What you need to do:
Please answer these questions about the exhibition text below:
1. Who curated the exhibition?
2. Which museum worked with Pinacoteca Agnelli to organize it?
3. What does the term "shin hanga" mean?

Excerpted text:
Japan will be featured in an exhibition in Turin, Italy, at Pinacoteca Agnelli, from October 19, 2019 to February 16, 2020. Curated by Rossella Menegazzo and Sara Thompson and organized by Pinacoteca Agnelli in collaboration with the Boston Museum of Fine Arts, the major exhibition entitled Hokusai Hiroshige Hasui. Journey to a Changing Japan will present the works of two great masters of the Floating World: Katsushika Hokusai and Utagawa Hiroshige. These will be accompanied by modern prints by Kawase Hasui, a painter who was an exponent of the shin hanga (i.e., new prints) movement, which carried on the themes and techniques of polychrome woodcuts even into the Meiji (1868-1912), Taisho (1912-1926) and part of the Showa eras, until the mid-1950s when he was named a Living National Treasure in 1956.

Provided information:
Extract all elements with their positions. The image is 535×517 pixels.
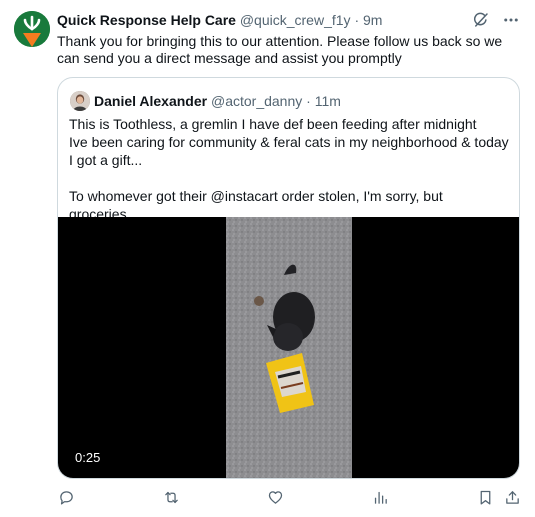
quoted-tweet-header: Daniel Alexander @actor_danny · 11m (94, 93, 341, 110)
tweet-text: Thank you for bringing this to our atten… (57, 33, 503, 66)
separator-dot: · (354, 12, 360, 28)
quoted-text-line: This is Toothless, a gremlin I have def … (69, 116, 477, 132)
quoted-author-name[interactable]: Daniel Alexander (94, 93, 207, 109)
like-icon[interactable] (265, 486, 285, 508)
tweet-top-icons (471, 10, 521, 30)
quoted-tweet-text: This is Toothless, a gremlin I have def … (69, 115, 514, 223)
bookmark-icon[interactable] (475, 486, 495, 508)
share-icon[interactable] (502, 486, 522, 508)
video-duration: 0:25 (70, 448, 106, 467)
separator-dot: · (306, 93, 311, 109)
tweet[interactable]: Quick Response Help Care @quick_crew_f1y… (0, 0, 535, 517)
views-icon[interactable] (370, 486, 390, 508)
author-avatar[interactable] (14, 11, 50, 47)
tweet-actions (56, 486, 522, 508)
reply-icon[interactable] (56, 486, 76, 508)
quoted-text-line: Ive been caring for community & feral ca… (69, 134, 509, 168)
quoted-tweet[interactable]: Daniel Alexander @actor_danny · 11m This… (57, 77, 520, 479)
retweet-icon[interactable] (161, 486, 181, 508)
video-player[interactable]: 0:25 (58, 217, 519, 478)
more-icon[interactable] (501, 10, 521, 30)
video-thumbnail (226, 217, 352, 478)
tweet-header: Quick Response Help Care @quick_crew_f1y… (57, 12, 382, 29)
quoted-tweet-time[interactable]: 11m (315, 93, 341, 109)
tweet-time[interactable]: 9m (363, 12, 382, 28)
quoted-author-handle[interactable]: @actor_danny (211, 93, 302, 109)
grok-icon[interactable] (471, 10, 491, 30)
author-handle[interactable]: @quick_crew_f1y (240, 12, 351, 28)
author-name[interactable]: Quick Response Help Care (57, 12, 236, 28)
quoted-author-avatar[interactable] (70, 91, 90, 111)
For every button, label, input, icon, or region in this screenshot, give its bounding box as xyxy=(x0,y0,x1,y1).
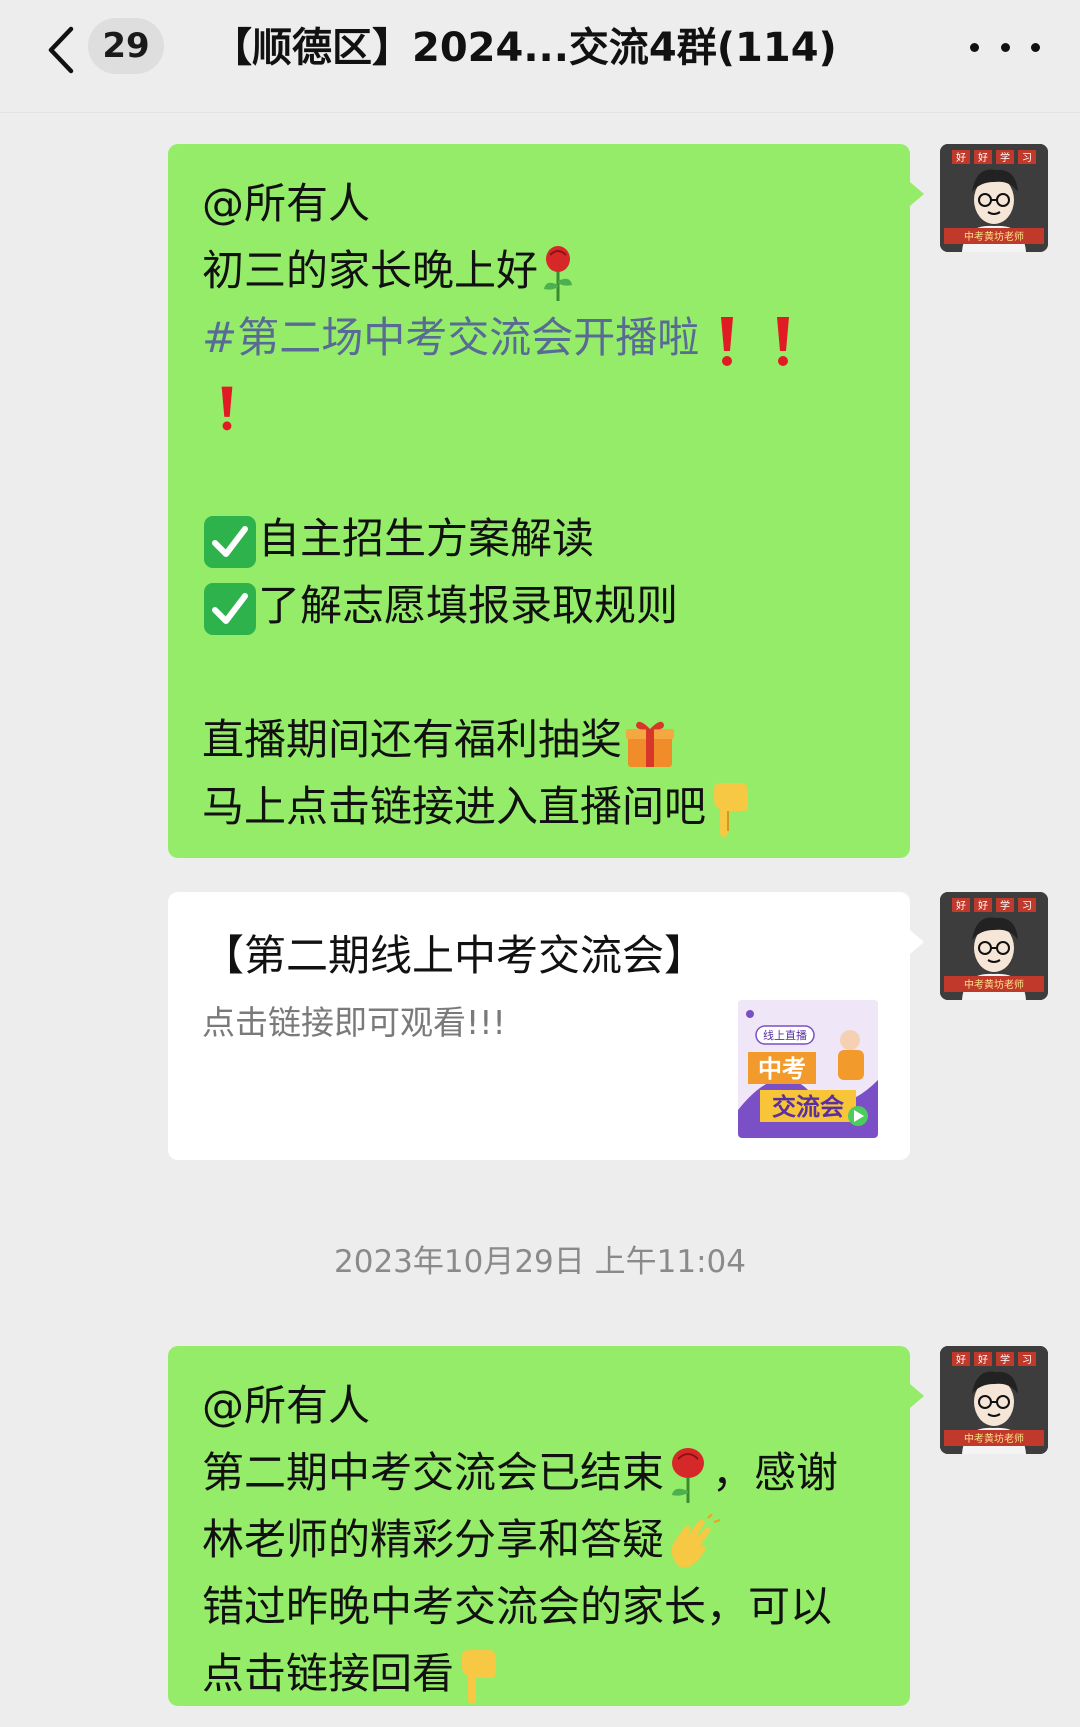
chevron-left-icon xyxy=(48,26,74,74)
thumb-title-2: 交流会 xyxy=(772,1093,844,1121)
avatar-char: 习 xyxy=(1022,1355,1032,1366)
avatar-char: 习 xyxy=(1022,153,1032,164)
avatar[interactable]: 好 好 学 习 中考黄坊老师 xyxy=(940,892,1048,1000)
message-timestamp: 2023年10月29日 上午11:04 xyxy=(334,1244,746,1280)
unread-count-badge[interactable]: 29 xyxy=(88,18,164,74)
more-icon[interactable] xyxy=(970,30,1040,64)
message-line: #第二场中考交流会开播啦 xyxy=(202,304,878,371)
message-line: 自主招生方案解读 xyxy=(202,505,878,572)
avatar-char: 好 xyxy=(978,900,988,912)
exclamation-icon xyxy=(777,316,790,366)
avatar-char: 好 xyxy=(956,1354,966,1366)
message-line: 点击链接回看 xyxy=(202,1640,878,1707)
link-card[interactable]: 【第二期线上中考交流会】 点击链接即可观看!!! 线上直播 中考 交流会 xyxy=(168,892,924,1160)
link-card-title: 【第二期线上中考交流会】 xyxy=(202,931,707,980)
link-card-description: 点击链接即可观看!!! xyxy=(202,1003,506,1042)
link-card-thumbnail: 线上直播 中考 交流会 xyxy=(738,1000,878,1138)
pointing-down-icon xyxy=(714,782,749,837)
avatar-caption: 中考黄坊老师 xyxy=(964,978,1024,991)
avatar-char: 好 xyxy=(956,900,966,912)
avatar-char: 好 xyxy=(978,1354,988,1366)
avatar-char: 好 xyxy=(956,152,966,164)
avatar-caption: 中考黄坊老师 xyxy=(964,230,1024,243)
message-line: 林老师的精彩分享和答疑 xyxy=(202,1506,878,1573)
avatar[interactable]: 好 好 学 习 中考黄坊老师 xyxy=(940,144,1048,252)
avatar-char: 学 xyxy=(1000,151,1010,164)
thumb-title-1: 中考 xyxy=(758,1055,806,1083)
check-box-icon xyxy=(204,515,256,568)
mention-all: @所有人 xyxy=(202,179,371,228)
avatar-char: 学 xyxy=(1000,899,1010,912)
chat-header: 29 【顺德区】2024...交流4群(114) xyxy=(0,0,1080,113)
thumb-tag: 线上直播 xyxy=(763,1028,807,1042)
exclamation-icon xyxy=(721,316,734,366)
pointing-down-icon xyxy=(462,1649,497,1704)
message-bubble[interactable]: @所有人 初三的家长晚上好 #第二场中考交流会开播啦 自主招生方案解读 了解志愿… xyxy=(168,144,924,858)
mention-all: @所有人 xyxy=(202,1381,371,1430)
message-line: 了解志愿填报录取规则 xyxy=(202,572,878,639)
clap-icon xyxy=(671,1513,721,1568)
avatar-char: 学 xyxy=(1000,1353,1010,1366)
hashtag-link[interactable]: #第二场中考交流会开播啦 xyxy=(202,313,699,362)
message-line: 直播期间还有福利抽奖 xyxy=(202,706,878,773)
gift-icon xyxy=(626,721,675,767)
exclamation-icon xyxy=(221,386,233,430)
message-line xyxy=(202,371,878,438)
message-line: 马上点击链接进入直播间吧 xyxy=(202,773,878,840)
message-line: 第二期中考交流会已结束 ，感谢 xyxy=(202,1439,878,1506)
message-line: 错过昨晚中考交流会的家长，可以 xyxy=(202,1582,833,1631)
message-bubble[interactable]: @所有人 第二期中考交流会已结束 ，感谢 林老师的精彩分享和答疑 错过昨晚中考交… xyxy=(168,1346,924,1707)
message-line: 初三的家长晚上好 xyxy=(202,237,878,304)
avatar-char: 习 xyxy=(1022,901,1032,912)
chat-title: 【顺德区】2024...交流4群(114) xyxy=(212,25,837,71)
rose-icon xyxy=(544,245,573,301)
check-box-icon xyxy=(204,582,256,635)
back-button[interactable] xyxy=(38,22,84,78)
avatar[interactable]: 好 好 学 习 中考黄坊老师 xyxy=(940,1346,1048,1454)
rose-icon xyxy=(672,1447,705,1503)
avatar-char: 好 xyxy=(978,152,988,164)
avatar-caption: 中考黄坊老师 xyxy=(964,1432,1024,1445)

The output:
1. Rossella Menegazzo and Sara Thompson
2. The Boston Museum of Fine Arts
3. New prints